__Given data__
— Start —

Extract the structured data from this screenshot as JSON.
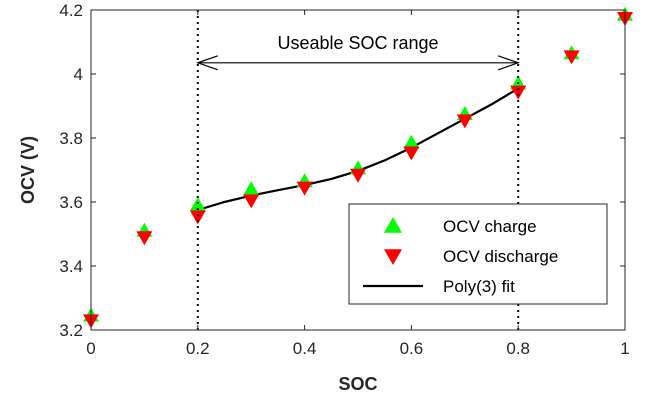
{
  "chart_data": {
    "type": "scatter",
    "title": "",
    "xlabel": "SOC",
    "ylabel": "OCV (V)",
    "xlim": [
      0,
      1
    ],
    "ylim": [
      3.2,
      4.2
    ],
    "xticks": [
      "0",
      "0.2",
      "0.4",
      "0.6",
      "0.8",
      "1"
    ],
    "yticks": [
      "3.2",
      "3.4",
      "3.6",
      "3.8",
      "4",
      "4.2"
    ],
    "grid": false,
    "legend_position": "bottom-right",
    "series": [
      {
        "name": "OCV charge",
        "marker": "triangle-up",
        "color": "#00ff00",
        "x": [
          0,
          0.1,
          0.2,
          0.3,
          0.4,
          0.5,
          0.6,
          0.7,
          0.8,
          0.9,
          1.0
        ],
        "y": [
          3.245,
          3.51,
          3.59,
          3.64,
          3.665,
          3.705,
          3.785,
          3.875,
          3.97,
          4.065,
          4.185
        ]
      },
      {
        "name": "OCV discharge",
        "marker": "triangle-down",
        "color": "#ff0000",
        "x": [
          0,
          0.1,
          0.2,
          0.3,
          0.4,
          0.5,
          0.6,
          0.7,
          0.8,
          0.9,
          1.0
        ],
        "y": [
          3.23,
          3.49,
          3.555,
          3.605,
          3.645,
          3.685,
          3.755,
          3.855,
          3.945,
          4.055,
          4.175
        ]
      },
      {
        "name": "Poly(3) fit",
        "type": "line",
        "color": "#000000",
        "x": [
          0.2,
          0.25,
          0.3,
          0.35,
          0.4,
          0.45,
          0.5,
          0.55,
          0.6,
          0.65,
          0.7,
          0.75,
          0.8
        ],
        "y": [
          3.575,
          3.6,
          3.62,
          3.637,
          3.653,
          3.672,
          3.697,
          3.73,
          3.77,
          3.815,
          3.86,
          3.905,
          3.955
        ]
      }
    ],
    "annotations": {
      "range_label": "Useable SOC range",
      "range_x": [
        0.2,
        0.8
      ],
      "arrow_y": 4.035
    }
  }
}
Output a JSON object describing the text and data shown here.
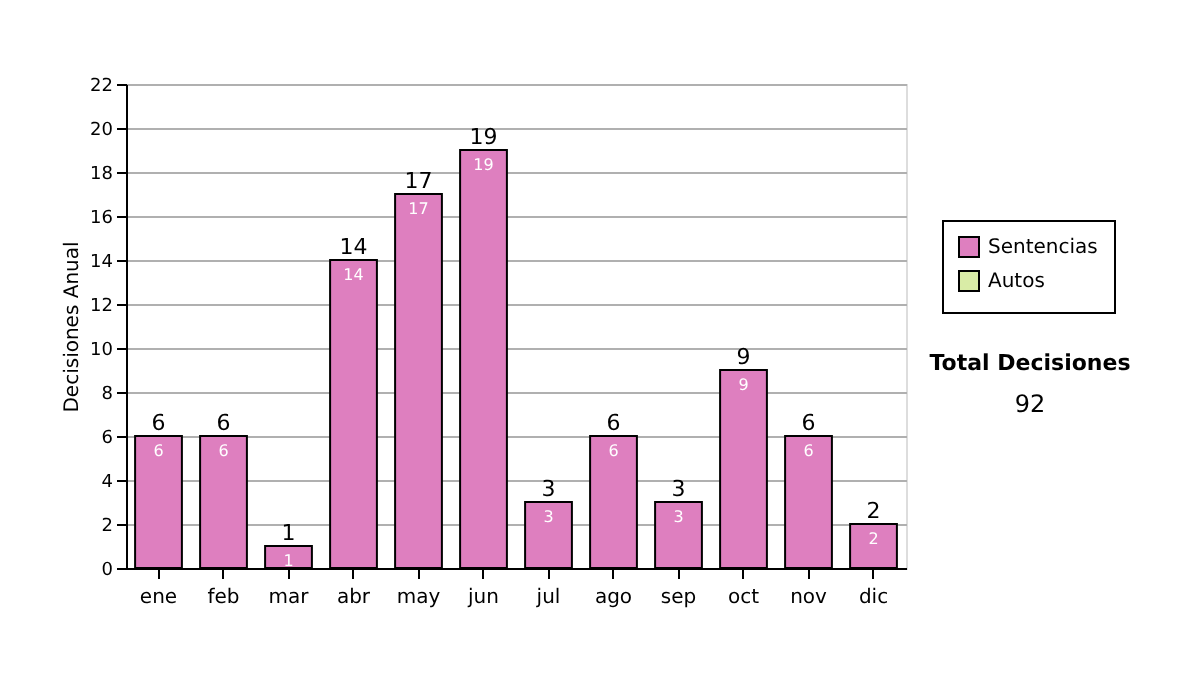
{
  "chart_data": {
    "type": "bar",
    "ylabel": "Decisiones Anual",
    "categories": [
      "ene",
      "feb",
      "mar",
      "abr",
      "may",
      "jun",
      "jul",
      "ago",
      "sep",
      "oct",
      "nov",
      "dic"
    ],
    "series": [
      {
        "name": "Sentencias",
        "color": "#de7fbf",
        "values": [
          6,
          6,
          1,
          14,
          17,
          19,
          3,
          6,
          3,
          9,
          6,
          2
        ]
      },
      {
        "name": "Autos",
        "color": "#d9eca6",
        "values": [
          null,
          null,
          null,
          null,
          null,
          null,
          null,
          null,
          null,
          null,
          null,
          null
        ]
      }
    ],
    "stacked": true,
    "data_labels": true,
    "totals": [
      "6",
      "6",
      "1",
      "14",
      "17",
      "19",
      "3",
      "6",
      "3",
      "9",
      "6",
      "2"
    ],
    "ylim": [
      0,
      22
    ],
    "yticks": [
      0,
      2,
      4,
      6,
      8,
      10,
      12,
      14,
      16,
      18,
      20,
      22
    ],
    "grid": "y",
    "legend": "right",
    "annotations": [
      "Total Decisiones",
      "92"
    ]
  }
}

— End —

__What the task asks__
Repeat the material above word for word and skip every image in it.

__Worked answer__
Extract the structured data from this screenshot as JSON.
{
  "chart_data": {
    "type": "scatter",
    "title": "",
    "xlabel": "SOC",
    "ylabel": "OCV (V)",
    "xlim": [
      0,
      1
    ],
    "ylim": [
      3.2,
      4.2
    ],
    "xticks": [
      "0",
      "0.2",
      "0.4",
      "0.6",
      "0.8",
      "1"
    ],
    "yticks": [
      "3.2",
      "3.4",
      "3.6",
      "3.8",
      "4",
      "4.2"
    ],
    "grid": false,
    "legend_position": "bottom-right",
    "series": [
      {
        "name": "OCV charge",
        "marker": "triangle-up",
        "color": "#00ff00",
        "x": [
          0,
          0.1,
          0.2,
          0.3,
          0.4,
          0.5,
          0.6,
          0.7,
          0.8,
          0.9,
          1.0
        ],
        "y": [
          3.245,
          3.51,
          3.59,
          3.64,
          3.665,
          3.705,
          3.785,
          3.875,
          3.97,
          4.065,
          4.185
        ]
      },
      {
        "name": "OCV discharge",
        "marker": "triangle-down",
        "color": "#ff0000",
        "x": [
          0,
          0.1,
          0.2,
          0.3,
          0.4,
          0.5,
          0.6,
          0.7,
          0.8,
          0.9,
          1.0
        ],
        "y": [
          3.23,
          3.49,
          3.555,
          3.605,
          3.645,
          3.685,
          3.755,
          3.855,
          3.945,
          4.055,
          4.175
        ]
      },
      {
        "name": "Poly(3) fit",
        "type": "line",
        "color": "#000000",
        "x": [
          0.2,
          0.25,
          0.3,
          0.35,
          0.4,
          0.45,
          0.5,
          0.55,
          0.6,
          0.65,
          0.7,
          0.75,
          0.8
        ],
        "y": [
          3.575,
          3.6,
          3.62,
          3.637,
          3.653,
          3.672,
          3.697,
          3.73,
          3.77,
          3.815,
          3.86,
          3.905,
          3.955
        ]
      }
    ],
    "annotations": {
      "range_label": "Useable SOC range",
      "range_x": [
        0.2,
        0.8
      ],
      "arrow_y": 4.035
    }
  }
}
Output a JSON object describing the text and data shown here.
{
  "chart_data": {
    "type": "bar",
    "ylabel": "Decisiones Anual",
    "categories": [
      "ene",
      "feb",
      "mar",
      "abr",
      "may",
      "jun",
      "jul",
      "ago",
      "sep",
      "oct",
      "nov",
      "dic"
    ],
    "series": [
      {
        "name": "Sentencias",
        "color": "#de7fbf",
        "values": [
          6,
          6,
          1,
          14,
          17,
          19,
          3,
          6,
          3,
          9,
          6,
          2
        ]
      },
      {
        "name": "Autos",
        "color": "#d9eca6",
        "values": [
          null,
          null,
          null,
          null,
          null,
          null,
          null,
          null,
          null,
          null,
          null,
          null
        ]
      }
    ],
    "stacked": true,
    "data_labels": true,
    "totals": [
      "6",
      "6",
      "1",
      "14",
      "17",
      "19",
      "3",
      "6",
      "3",
      "9",
      "6",
      "2"
    ],
    "ylim": [
      0,
      22
    ],
    "yticks": [
      0,
      2,
      4,
      6,
      8,
      10,
      12,
      14,
      16,
      18,
      20,
      22
    ],
    "grid": "y",
    "legend": "right",
    "annotations": [
      "Total Decisiones",
      "92"
    ]
  }
}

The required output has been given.